• _Task statement_
Images must not appear in your copy; reproduce every other part of the records exactly.

━━━ Data supplied ━━━

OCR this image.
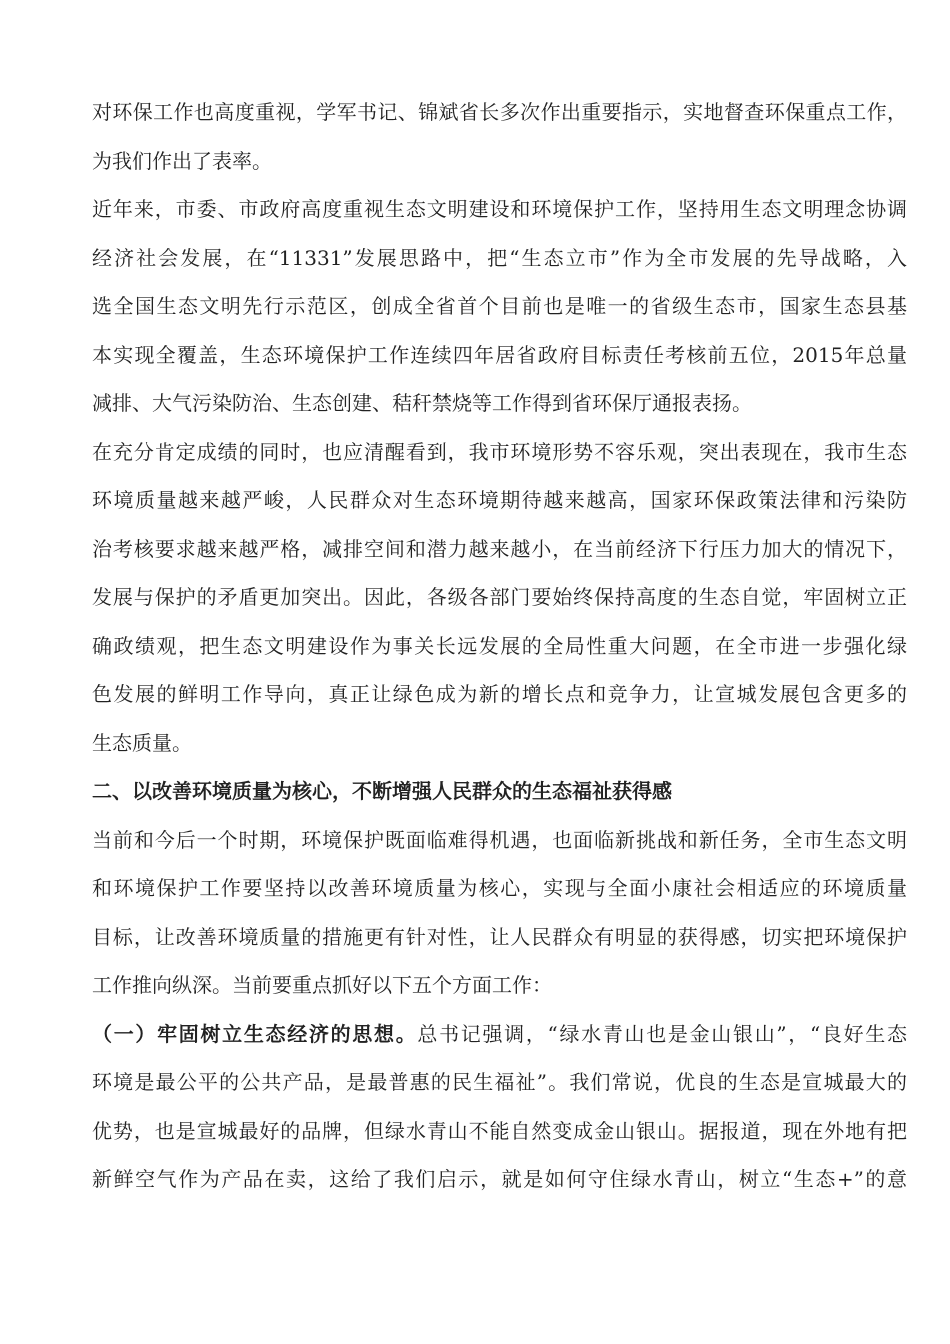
对环保工作也高度重视，学军书记、锦斌省长多次作出重要指示，实地督查环保重点工作，
为我们作出了表率。
近年来，市委、市政府高度重视生态文明建设和环境保护工作，坚持用生态文明理念协调
经济社会发展，在“11331”发展思路中，把“生态立市”作为全市发展的先导战略，入
选全国生态文明先行示范区，创成全省首个目前也是唯一的省级生态市，国家生态县基
本实现全覆盖，生态环境保护工作连续四年居省政府目标责任考核前五位，2015年总量
减排、大气污染防治、生态创建、秸秆禁烧等工作得到省环保厅通报表扬。
在充分肯定成绩的同时，也应清醒看到，我市环境形势不容乐观，突出表现在，我市生态
环境质量越来越严峻，人民群众对生态环境期待越来越高，国家环保政策法律和污染防
治考核要求越来越严格，减排空间和潜力越来越小，在当前经济下行压力加大的情况下，
发展与保护的矛盾更加突出。因此，各级各部门要始终保持高度的生态自觉，牢固树立正
确政绩观，把生态文明建设作为事关长远发展的全局性重大问题，在全市进一步强化绿
色发展的鲜明工作导向，真正让绿色成为新的增长点和竞争力，让宣城发展包含更多的
生态质量。
二、以改善环境质量为核心，不断增强人民群众的生态福祉获得感
当前和今后一个时期，环境保护既面临难得机遇，也面临新挑战和新任务，全市生态文明
和环境保护工作要坚持以改善环境质量为核心，实现与全面小康社会相适应的环境质量
目标，让改善环境质量的措施更有针对性，让人民群众有明显的获得感，切实把环境保护
工作推向纵深。当前要重点抓好以下五个方面工作：
（一）牢固树立生态经济的思想。总书记强调，“绿水青山也是金山银山”，“良好生态
环境是最公平的公共产品，是最普惠的民生福祉”。我们常说，优良的生态是宣城最大的
优势，也是宣城最好的品牌，但绿水青山不能自然变成金山银山。据报道，现在外地有把
新鲜空气作为产品在卖，这给了我们启示，就是如何守住绿水青山，树立“生态+”的意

━━━

• _Exercise result_
OCR this image.
对环保工作也高度重视，学军书记、锦斌省长多次作出重要指示，实地督查环保重点工作，
为我们作出了表率。
近年来，市委、市政府高度重视生态文明建设和环境保护工作，坚持用生态文明理念协调
经济社会发展，在“11331”发展思路中，把“生态立市”作为全市发展的先导战略，入
选全国生态文明先行示范区，创成全省首个目前也是唯一的省级生态市，国家生态县基
本实现全覆盖，生态环境保护工作连续四年居省政府目标责任考核前五位，2015年总量
减排、大气污染防治、生态创建、秸秆禁烧等工作得到省环保厅通报表扬。
在充分肯定成绩的同时，也应清醒看到，我市环境形势不容乐观，突出表现在，我市生态
环境质量越来越严峻，人民群众对生态环境期待越来越高，国家环保政策法律和污染防
治考核要求越来越严格，减排空间和潜力越来越小，在当前经济下行压力加大的情况下，
发展与保护的矛盾更加突出。因此，各级各部门要始终保持高度的生态自觉，牢固树立正
确政绩观，把生态文明建设作为事关长远发展的全局性重大问题，在全市进一步强化绿
色发展的鲜明工作导向，真正让绿色成为新的增长点和竞争力，让宣城发展包含更多的
生态质量。
二、以改善环境质量为核心，不断增强人民群众的生态福祉获得感
当前和今后一个时期，环境保护既面临难得机遇，也面临新挑战和新任务，全市生态文明
和环境保护工作要坚持以改善环境质量为核心，实现与全面小康社会相适应的环境质量
目标，让改善环境质量的措施更有针对性，让人民群众有明显的获得感，切实把环境保护
工作推向纵深。当前要重点抓好以下五个方面工作：
（一）牢固树立生态经济的思想。总书记强调，“绿水青山也是金山银山”，“良好生态
环境是最公平的公共产品，是最普惠的民生福祉”。我们常说，优良的生态是宣城最大的
优势，也是宣城最好的品牌，但绿水青山不能自然变成金山银山。据报道，现在外地有把
新鲜空气作为产品在卖，这给了我们启示，就是如何守住绿水青山，树立“生态+”的意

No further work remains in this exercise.